%%

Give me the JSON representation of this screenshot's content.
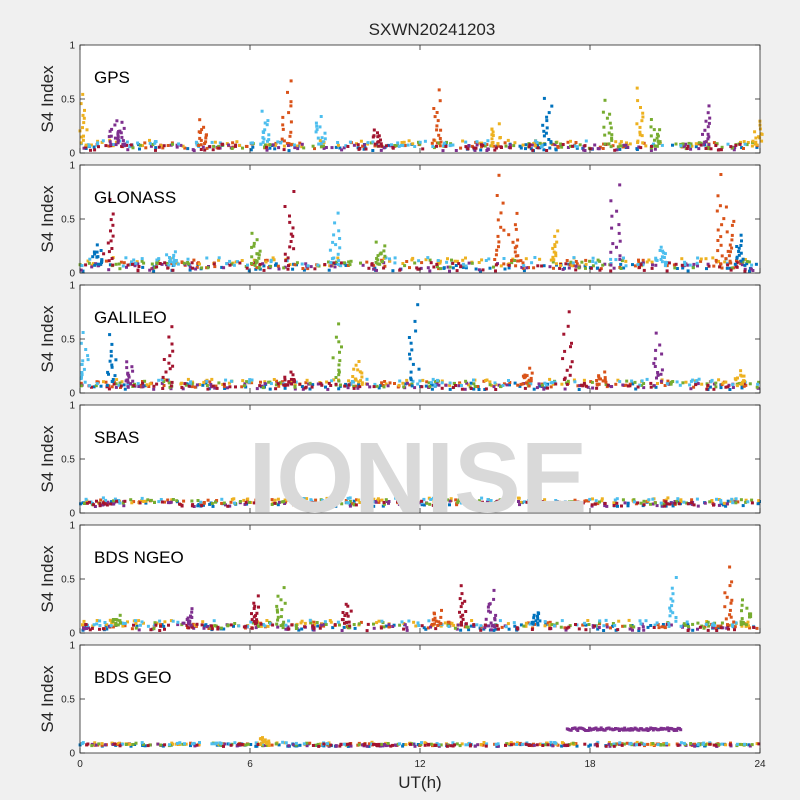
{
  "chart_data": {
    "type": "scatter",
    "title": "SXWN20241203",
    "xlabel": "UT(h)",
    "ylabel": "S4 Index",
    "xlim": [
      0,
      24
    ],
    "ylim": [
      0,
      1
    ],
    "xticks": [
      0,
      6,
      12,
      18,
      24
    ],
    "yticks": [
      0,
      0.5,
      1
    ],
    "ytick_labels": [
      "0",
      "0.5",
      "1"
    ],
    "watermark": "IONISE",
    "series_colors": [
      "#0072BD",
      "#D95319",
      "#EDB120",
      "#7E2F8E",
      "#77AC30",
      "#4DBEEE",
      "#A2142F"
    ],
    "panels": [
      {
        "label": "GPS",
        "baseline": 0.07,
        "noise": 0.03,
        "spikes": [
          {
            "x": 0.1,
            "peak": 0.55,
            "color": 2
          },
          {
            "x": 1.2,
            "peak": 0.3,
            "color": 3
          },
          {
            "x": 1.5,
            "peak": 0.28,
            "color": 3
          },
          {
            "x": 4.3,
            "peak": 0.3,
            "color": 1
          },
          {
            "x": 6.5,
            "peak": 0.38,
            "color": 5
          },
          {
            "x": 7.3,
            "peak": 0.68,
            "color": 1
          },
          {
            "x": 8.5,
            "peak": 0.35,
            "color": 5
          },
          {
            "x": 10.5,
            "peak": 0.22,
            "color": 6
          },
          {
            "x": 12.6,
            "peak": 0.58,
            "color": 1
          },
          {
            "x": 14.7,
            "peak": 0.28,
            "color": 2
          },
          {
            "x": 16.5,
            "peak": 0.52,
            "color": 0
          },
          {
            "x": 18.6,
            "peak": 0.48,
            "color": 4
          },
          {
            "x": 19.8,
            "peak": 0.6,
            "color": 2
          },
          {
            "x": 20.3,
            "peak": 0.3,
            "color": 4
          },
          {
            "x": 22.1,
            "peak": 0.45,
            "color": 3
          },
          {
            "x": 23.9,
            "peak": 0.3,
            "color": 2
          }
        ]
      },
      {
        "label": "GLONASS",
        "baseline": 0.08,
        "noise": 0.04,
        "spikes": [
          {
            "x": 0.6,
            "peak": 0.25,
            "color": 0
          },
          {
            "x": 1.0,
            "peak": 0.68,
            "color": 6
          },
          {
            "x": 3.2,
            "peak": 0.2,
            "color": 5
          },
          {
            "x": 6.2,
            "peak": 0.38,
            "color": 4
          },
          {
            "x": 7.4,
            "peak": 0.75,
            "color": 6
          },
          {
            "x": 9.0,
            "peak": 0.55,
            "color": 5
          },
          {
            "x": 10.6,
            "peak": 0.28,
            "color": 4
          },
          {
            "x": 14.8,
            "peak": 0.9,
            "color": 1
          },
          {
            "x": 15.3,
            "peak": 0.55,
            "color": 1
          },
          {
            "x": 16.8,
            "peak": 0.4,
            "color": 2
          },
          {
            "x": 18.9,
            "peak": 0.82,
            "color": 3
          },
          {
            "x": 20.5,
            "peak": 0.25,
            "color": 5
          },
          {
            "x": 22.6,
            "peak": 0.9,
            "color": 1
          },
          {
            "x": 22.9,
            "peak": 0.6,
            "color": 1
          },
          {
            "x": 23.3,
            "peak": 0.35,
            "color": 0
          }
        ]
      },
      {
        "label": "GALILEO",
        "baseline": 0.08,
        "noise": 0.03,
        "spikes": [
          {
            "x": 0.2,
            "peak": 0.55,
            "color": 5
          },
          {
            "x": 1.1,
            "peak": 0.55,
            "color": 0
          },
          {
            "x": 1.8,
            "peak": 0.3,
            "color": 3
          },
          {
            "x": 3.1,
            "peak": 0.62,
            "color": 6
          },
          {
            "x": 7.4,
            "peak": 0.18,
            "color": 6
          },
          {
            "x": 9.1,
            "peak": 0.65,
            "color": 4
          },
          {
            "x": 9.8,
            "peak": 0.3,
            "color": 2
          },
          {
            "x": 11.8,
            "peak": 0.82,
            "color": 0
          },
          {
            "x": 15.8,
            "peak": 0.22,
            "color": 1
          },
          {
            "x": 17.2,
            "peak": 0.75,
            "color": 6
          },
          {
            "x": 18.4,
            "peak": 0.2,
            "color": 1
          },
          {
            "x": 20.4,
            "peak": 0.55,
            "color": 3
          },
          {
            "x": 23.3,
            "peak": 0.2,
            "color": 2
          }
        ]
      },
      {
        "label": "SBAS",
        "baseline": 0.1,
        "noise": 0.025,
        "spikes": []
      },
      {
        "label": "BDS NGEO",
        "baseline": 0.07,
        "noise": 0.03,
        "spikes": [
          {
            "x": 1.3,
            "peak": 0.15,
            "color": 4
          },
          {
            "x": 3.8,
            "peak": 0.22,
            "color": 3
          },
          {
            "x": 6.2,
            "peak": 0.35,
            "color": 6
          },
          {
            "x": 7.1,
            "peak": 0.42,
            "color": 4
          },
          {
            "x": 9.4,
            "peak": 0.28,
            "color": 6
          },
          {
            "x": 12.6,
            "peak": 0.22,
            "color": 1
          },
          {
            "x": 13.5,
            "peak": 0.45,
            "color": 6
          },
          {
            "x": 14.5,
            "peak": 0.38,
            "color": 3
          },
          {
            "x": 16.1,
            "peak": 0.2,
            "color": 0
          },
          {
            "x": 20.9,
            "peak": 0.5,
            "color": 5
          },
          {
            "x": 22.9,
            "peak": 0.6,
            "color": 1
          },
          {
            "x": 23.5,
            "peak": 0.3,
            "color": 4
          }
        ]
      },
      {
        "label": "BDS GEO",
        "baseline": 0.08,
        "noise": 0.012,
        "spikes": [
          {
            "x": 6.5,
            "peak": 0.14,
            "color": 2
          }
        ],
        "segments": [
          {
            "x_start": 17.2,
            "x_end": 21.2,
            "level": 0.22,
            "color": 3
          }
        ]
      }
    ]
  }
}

%%

WHAT YOU SHOULD DO:
Leaving all pictures aside, quote each record exactly.

SOLUTION TO THIS PROBLEM:
Give me the JSON representation of this screenshot's content.
{
  "chart_data": {
    "type": "scatter",
    "title": "SXWN20241203",
    "xlabel": "UT(h)",
    "ylabel": "S4 Index",
    "xlim": [
      0,
      24
    ],
    "ylim": [
      0,
      1
    ],
    "xticks": [
      0,
      6,
      12,
      18,
      24
    ],
    "yticks": [
      0,
      0.5,
      1
    ],
    "ytick_labels": [
      "0",
      "0.5",
      "1"
    ],
    "watermark": "IONISE",
    "series_colors": [
      "#0072BD",
      "#D95319",
      "#EDB120",
      "#7E2F8E",
      "#77AC30",
      "#4DBEEE",
      "#A2142F"
    ],
    "panels": [
      {
        "label": "GPS",
        "baseline": 0.07,
        "noise": 0.03,
        "spikes": [
          {
            "x": 0.1,
            "peak": 0.55,
            "color": 2
          },
          {
            "x": 1.2,
            "peak": 0.3,
            "color": 3
          },
          {
            "x": 1.5,
            "peak": 0.28,
            "color": 3
          },
          {
            "x": 4.3,
            "peak": 0.3,
            "color": 1
          },
          {
            "x": 6.5,
            "peak": 0.38,
            "color": 5
          },
          {
            "x": 7.3,
            "peak": 0.68,
            "color": 1
          },
          {
            "x": 8.5,
            "peak": 0.35,
            "color": 5
          },
          {
            "x": 10.5,
            "peak": 0.22,
            "color": 6
          },
          {
            "x": 12.6,
            "peak": 0.58,
            "color": 1
          },
          {
            "x": 14.7,
            "peak": 0.28,
            "color": 2
          },
          {
            "x": 16.5,
            "peak": 0.52,
            "color": 0
          },
          {
            "x": 18.6,
            "peak": 0.48,
            "color": 4
          },
          {
            "x": 19.8,
            "peak": 0.6,
            "color": 2
          },
          {
            "x": 20.3,
            "peak": 0.3,
            "color": 4
          },
          {
            "x": 22.1,
            "peak": 0.45,
            "color": 3
          },
          {
            "x": 23.9,
            "peak": 0.3,
            "color": 2
          }
        ]
      },
      {
        "label": "GLONASS",
        "baseline": 0.08,
        "noise": 0.04,
        "spikes": [
          {
            "x": 0.6,
            "peak": 0.25,
            "color": 0
          },
          {
            "x": 1.0,
            "peak": 0.68,
            "color": 6
          },
          {
            "x": 3.2,
            "peak": 0.2,
            "color": 5
          },
          {
            "x": 6.2,
            "peak": 0.38,
            "color": 4
          },
          {
            "x": 7.4,
            "peak": 0.75,
            "color": 6
          },
          {
            "x": 9.0,
            "peak": 0.55,
            "color": 5
          },
          {
            "x": 10.6,
            "peak": 0.28,
            "color": 4
          },
          {
            "x": 14.8,
            "peak": 0.9,
            "color": 1
          },
          {
            "x": 15.3,
            "peak": 0.55,
            "color": 1
          },
          {
            "x": 16.8,
            "peak": 0.4,
            "color": 2
          },
          {
            "x": 18.9,
            "peak": 0.82,
            "color": 3
          },
          {
            "x": 20.5,
            "peak": 0.25,
            "color": 5
          },
          {
            "x": 22.6,
            "peak": 0.9,
            "color": 1
          },
          {
            "x": 22.9,
            "peak": 0.6,
            "color": 1
          },
          {
            "x": 23.3,
            "peak": 0.35,
            "color": 0
          }
        ]
      },
      {
        "label": "GALILEO",
        "baseline": 0.08,
        "noise": 0.03,
        "spikes": [
          {
            "x": 0.2,
            "peak": 0.55,
            "color": 5
          },
          {
            "x": 1.1,
            "peak": 0.55,
            "color": 0
          },
          {
            "x": 1.8,
            "peak": 0.3,
            "color": 3
          },
          {
            "x": 3.1,
            "peak": 0.62,
            "color": 6
          },
          {
            "x": 7.4,
            "peak": 0.18,
            "color": 6
          },
          {
            "x": 9.1,
            "peak": 0.65,
            "color": 4
          },
          {
            "x": 9.8,
            "peak": 0.3,
            "color": 2
          },
          {
            "x": 11.8,
            "peak": 0.82,
            "color": 0
          },
          {
            "x": 15.8,
            "peak": 0.22,
            "color": 1
          },
          {
            "x": 17.2,
            "peak": 0.75,
            "color": 6
          },
          {
            "x": 18.4,
            "peak": 0.2,
            "color": 1
          },
          {
            "x": 20.4,
            "peak": 0.55,
            "color": 3
          },
          {
            "x": 23.3,
            "peak": 0.2,
            "color": 2
          }
        ]
      },
      {
        "label": "SBAS",
        "baseline": 0.1,
        "noise": 0.025,
        "spikes": []
      },
      {
        "label": "BDS NGEO",
        "baseline": 0.07,
        "noise": 0.03,
        "spikes": [
          {
            "x": 1.3,
            "peak": 0.15,
            "color": 4
          },
          {
            "x": 3.8,
            "peak": 0.22,
            "color": 3
          },
          {
            "x": 6.2,
            "peak": 0.35,
            "color": 6
          },
          {
            "x": 7.1,
            "peak": 0.42,
            "color": 4
          },
          {
            "x": 9.4,
            "peak": 0.28,
            "color": 6
          },
          {
            "x": 12.6,
            "peak": 0.22,
            "color": 1
          },
          {
            "x": 13.5,
            "peak": 0.45,
            "color": 6
          },
          {
            "x": 14.5,
            "peak": 0.38,
            "color": 3
          },
          {
            "x": 16.1,
            "peak": 0.2,
            "color": 0
          },
          {
            "x": 20.9,
            "peak": 0.5,
            "color": 5
          },
          {
            "x": 22.9,
            "peak": 0.6,
            "color": 1
          },
          {
            "x": 23.5,
            "peak": 0.3,
            "color": 4
          }
        ]
      },
      {
        "label": "BDS GEO",
        "baseline": 0.08,
        "noise": 0.012,
        "spikes": [
          {
            "x": 6.5,
            "peak": 0.14,
            "color": 2
          }
        ],
        "segments": [
          {
            "x_start": 17.2,
            "x_end": 21.2,
            "level": 0.22,
            "color": 3
          }
        ]
      }
    ]
  }
}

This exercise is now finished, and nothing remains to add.